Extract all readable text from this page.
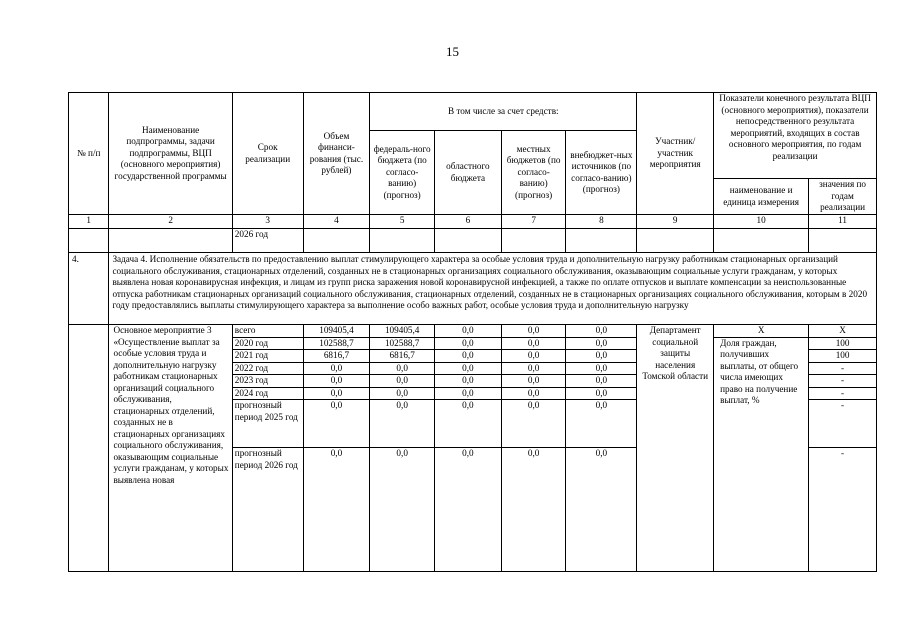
15
№ п/п	Наименование подпрограммы, задачи подпрограммы, ВЦП (основного мероприятия) государственной программы	Срок реализации	Объем финанси-рования (тыс. рублей)	В том числе за счет средств:				Участник/ участник мероприятия	Показатели конечного результата ВЦП (основного мероприятия), показатели непосредственного результата мероприятий, входящих в состав основного мероприятия, по годам реализации	
				федераль-ного бюджета (по согласо-ванию) (прогноз)	областного бюджета	местных бюджетов (по согласо-ванию) (прогноз)	внебюджет-ных источников (по согласо-ванию) (прогноз)			
									наименование и единица измерения	значения по годам реализации
1	2	3	4	5	6	7	8	9	10	11
		2026 год								
4.	Задача 4. Исполнение обязательств по предоставлению выплат стимулирующего характера за особые условия труда и дополнительную нагрузку работникам стационарных организаций социального обслуживания, стационарных отделений, созданных не в стационарных организациях социального обслуживания, оказывающим социальные услуги гражданам, у которых выявлена новая коронавирусная инфекция, и лицам из групп риска заражения новой коронавирусной инфекцией, а также по оплате отпусков и выплате компенсации за неиспользованные отпуска работникам стационарных организаций социального обслуживания, стационарных отделений, созданных не в стационарных организациях социального обслуживания, которым в 2020 году предоставлялись выплаты стимулирующего характера за выполнение особо важных работ, особые условия труда и дополнительную нагрузку									
	Основное мероприятие 3 «Осуществление выплат за особые условия труда и дополнительную нагрузку работникам стационарных организаций социального обслуживания, стационарных отделений, созданных не в стационарных организациях социального обслуживания, оказывающим социальные услуги гражданам, у которых выявлена новая	всего	109405,4	109405,4	0,0	0,0	0,0	Департамент социальной защиты населения Томской области	Х	Х
		2020 год	102588,7	102588,7	0,0	0,0	0,0		Доля граждан, получивших выплаты, от общего числа имеющих право на получение выплат, %	100
		2021 год	6816,7	6816,7	0,0	0,0	0,0			100
		2022 год	0,0	0,0	0,0	0,0	0,0			-
		2023 год	0,0	0,0	0,0	0,0	0,0			-
		2024 год	0,0	0,0	0,0	0,0	0,0			-
		прогнозный период 2025 год	0,0	0,0	0,0	0,0	0,0			-
		прогнозный период 2026 год	0,0	0,0	0,0	0,0	0,0			-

#####

**Exercise objective**
The listing above needs to be output again exactly. Don't include the pictures.

**Worked solution**
Extract all readable text from this page.
15
№ п/п	Наименование подпрограммы, задачи подпрограммы, ВЦП (основного мероприятия) государственной программы	Срок реализации	Объем финанси-рования (тыс. рублей)	В том числе за счет средств:				Участник/ участник мероприятия	Показатели конечного результата ВЦП (основного мероприятия), показатели непосредственного результата мероприятий, входящих в состав основного мероприятия, по годам реализации	
				федераль-ного бюджета (по согласо-ванию) (прогноз)	областного бюджета	местных бюджетов (по согласо-ванию) (прогноз)	внебюджет-ных источников (по согласо-ванию) (прогноз)			
									наименование и единица измерения	значения по годам реализации
1	2	3	4	5	6	7	8	9	10	11
		2026 год								
4.	Задача 4. Исполнение обязательств по предоставлению выплат стимулирующего характера за особые условия труда и дополнительную нагрузку работникам стационарных организаций социального обслуживания, стационарных отделений, созданных не в стационарных организациях социального обслуживания, оказывающим социальные услуги гражданам, у которых выявлена новая коронавирусная инфекция, и лицам из групп риска заражения новой коронавирусной инфекцией, а также по оплате отпусков и выплате компенсации за неиспользованные отпуска работникам стационарных организаций социального обслуживания, стационарных отделений, созданных не в стационарных организациях социального обслуживания, которым в 2020 году предоставлялись выплаты стимулирующего характера за выполнение особо важных работ, особые условия труда и дополнительную нагрузку									
	Основное мероприятие 3 «Осуществление выплат за особые условия труда и дополнительную нагрузку работникам стационарных организаций социального обслуживания, стационарных отделений, созданных не в стационарных организациях социального обслуживания, оказывающим социальные услуги гражданам, у которых выявлена новая	всего	109405,4	109405,4	0,0	0,0	0,0	Департамент социальной защиты населения Томской области	Х	Х
		2020 год	102588,7	102588,7	0,0	0,0	0,0		Доля граждан, получивших выплаты, от общего числа имеющих право на получение выплат, %	100
		2021 год	6816,7	6816,7	0,0	0,0	0,0			100
		2022 год	0,0	0,0	0,0	0,0	0,0			-
		2023 год	0,0	0,0	0,0	0,0	0,0			-
		2024 год	0,0	0,0	0,0	0,0	0,0			-
		прогнозный период 2025 год	0,0	0,0	0,0	0,0	0,0			-
		прогнозный период 2026 год	0,0	0,0	0,0	0,0	0,0			-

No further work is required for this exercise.